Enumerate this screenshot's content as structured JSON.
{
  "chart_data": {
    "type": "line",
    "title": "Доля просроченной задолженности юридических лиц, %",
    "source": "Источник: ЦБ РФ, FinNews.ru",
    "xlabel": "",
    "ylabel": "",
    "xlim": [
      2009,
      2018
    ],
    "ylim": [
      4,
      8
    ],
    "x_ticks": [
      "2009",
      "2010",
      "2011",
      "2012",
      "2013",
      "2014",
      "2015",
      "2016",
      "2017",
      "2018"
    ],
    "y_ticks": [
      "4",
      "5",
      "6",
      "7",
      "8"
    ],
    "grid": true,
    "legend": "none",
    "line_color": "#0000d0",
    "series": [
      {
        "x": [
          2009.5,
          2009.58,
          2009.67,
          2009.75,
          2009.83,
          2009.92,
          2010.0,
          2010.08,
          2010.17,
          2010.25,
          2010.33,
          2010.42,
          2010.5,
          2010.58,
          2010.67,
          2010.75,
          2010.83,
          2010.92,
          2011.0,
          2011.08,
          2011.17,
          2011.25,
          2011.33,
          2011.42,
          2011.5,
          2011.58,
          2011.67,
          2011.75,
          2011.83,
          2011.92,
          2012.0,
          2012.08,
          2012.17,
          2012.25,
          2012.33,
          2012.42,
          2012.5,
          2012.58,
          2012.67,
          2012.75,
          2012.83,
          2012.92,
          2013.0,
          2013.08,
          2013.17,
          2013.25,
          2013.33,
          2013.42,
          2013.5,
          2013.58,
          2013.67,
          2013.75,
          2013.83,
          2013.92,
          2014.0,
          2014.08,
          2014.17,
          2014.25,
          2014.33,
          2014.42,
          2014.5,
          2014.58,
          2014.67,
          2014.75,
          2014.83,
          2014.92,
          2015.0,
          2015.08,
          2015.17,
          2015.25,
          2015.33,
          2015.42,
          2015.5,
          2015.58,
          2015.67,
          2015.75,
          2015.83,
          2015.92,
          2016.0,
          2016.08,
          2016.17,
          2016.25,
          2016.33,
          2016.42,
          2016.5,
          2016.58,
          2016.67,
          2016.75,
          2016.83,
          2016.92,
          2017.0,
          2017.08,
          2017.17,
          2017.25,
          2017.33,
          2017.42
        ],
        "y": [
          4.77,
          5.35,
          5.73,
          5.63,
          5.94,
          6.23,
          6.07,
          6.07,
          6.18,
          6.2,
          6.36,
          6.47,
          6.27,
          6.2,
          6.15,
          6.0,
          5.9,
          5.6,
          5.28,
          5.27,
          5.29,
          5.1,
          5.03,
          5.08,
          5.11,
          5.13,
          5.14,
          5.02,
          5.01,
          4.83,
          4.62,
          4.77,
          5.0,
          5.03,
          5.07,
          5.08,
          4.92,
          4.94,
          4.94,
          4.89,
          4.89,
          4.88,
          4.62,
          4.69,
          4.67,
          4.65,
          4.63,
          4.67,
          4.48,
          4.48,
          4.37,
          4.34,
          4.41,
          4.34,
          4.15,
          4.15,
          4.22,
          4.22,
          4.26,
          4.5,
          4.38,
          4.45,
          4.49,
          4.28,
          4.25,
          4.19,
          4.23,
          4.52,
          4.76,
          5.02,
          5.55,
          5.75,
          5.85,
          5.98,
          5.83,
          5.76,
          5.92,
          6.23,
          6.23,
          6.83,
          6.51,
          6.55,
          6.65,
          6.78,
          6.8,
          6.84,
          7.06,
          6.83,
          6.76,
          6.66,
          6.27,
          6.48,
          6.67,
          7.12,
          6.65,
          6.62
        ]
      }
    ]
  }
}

= = = = = = =

Exercise directions: Faithfully transcribe the whole of the data.

Answer to this problem:
Enumerate this screenshot's content as structured JSON.
{
  "chart_data": {
    "type": "line",
    "title": "Доля просроченной задолженности юридических лиц, %",
    "source": "Источник: ЦБ РФ, FinNews.ru",
    "xlabel": "",
    "ylabel": "",
    "xlim": [
      2009,
      2018
    ],
    "ylim": [
      4,
      8
    ],
    "x_ticks": [
      "2009",
      "2010",
      "2011",
      "2012",
      "2013",
      "2014",
      "2015",
      "2016",
      "2017",
      "2018"
    ],
    "y_ticks": [
      "4",
      "5",
      "6",
      "7",
      "8"
    ],
    "grid": true,
    "legend": "none",
    "line_color": "#0000d0",
    "series": [
      {
        "x": [
          2009.5,
          2009.58,
          2009.67,
          2009.75,
          2009.83,
          2009.92,
          2010.0,
          2010.08,
          2010.17,
          2010.25,
          2010.33,
          2010.42,
          2010.5,
          2010.58,
          2010.67,
          2010.75,
          2010.83,
          2010.92,
          2011.0,
          2011.08,
          2011.17,
          2011.25,
          2011.33,
          2011.42,
          2011.5,
          2011.58,
          2011.67,
          2011.75,
          2011.83,
          2011.92,
          2012.0,
          2012.08,
          2012.17,
          2012.25,
          2012.33,
          2012.42,
          2012.5,
          2012.58,
          2012.67,
          2012.75,
          2012.83,
          2012.92,
          2013.0,
          2013.08,
          2013.17,
          2013.25,
          2013.33,
          2013.42,
          2013.5,
          2013.58,
          2013.67,
          2013.75,
          2013.83,
          2013.92,
          2014.0,
          2014.08,
          2014.17,
          2014.25,
          2014.33,
          2014.42,
          2014.5,
          2014.58,
          2014.67,
          2014.75,
          2014.83,
          2014.92,
          2015.0,
          2015.08,
          2015.17,
          2015.25,
          2015.33,
          2015.42,
          2015.5,
          2015.58,
          2015.67,
          2015.75,
          2015.83,
          2015.92,
          2016.0,
          2016.08,
          2016.17,
          2016.25,
          2016.33,
          2016.42,
          2016.5,
          2016.58,
          2016.67,
          2016.75,
          2016.83,
          2016.92,
          2017.0,
          2017.08,
          2017.17,
          2017.25,
          2017.33,
          2017.42
        ],
        "y": [
          4.77,
          5.35,
          5.73,
          5.63,
          5.94,
          6.23,
          6.07,
          6.07,
          6.18,
          6.2,
          6.36,
          6.47,
          6.27,
          6.2,
          6.15,
          6.0,
          5.9,
          5.6,
          5.28,
          5.27,
          5.29,
          5.1,
          5.03,
          5.08,
          5.11,
          5.13,
          5.14,
          5.02,
          5.01,
          4.83,
          4.62,
          4.77,
          5.0,
          5.03,
          5.07,
          5.08,
          4.92,
          4.94,
          4.94,
          4.89,
          4.89,
          4.88,
          4.62,
          4.69,
          4.67,
          4.65,
          4.63,
          4.67,
          4.48,
          4.48,
          4.37,
          4.34,
          4.41,
          4.34,
          4.15,
          4.15,
          4.22,
          4.22,
          4.26,
          4.5,
          4.38,
          4.45,
          4.49,
          4.28,
          4.25,
          4.19,
          4.23,
          4.52,
          4.76,
          5.02,
          5.55,
          5.75,
          5.85,
          5.98,
          5.83,
          5.76,
          5.92,
          6.23,
          6.23,
          6.83,
          6.51,
          6.55,
          6.65,
          6.78,
          6.8,
          6.84,
          7.06,
          6.83,
          6.76,
          6.66,
          6.27,
          6.48,
          6.67,
          7.12,
          6.65,
          6.62
        ]
      }
    ]
  }
}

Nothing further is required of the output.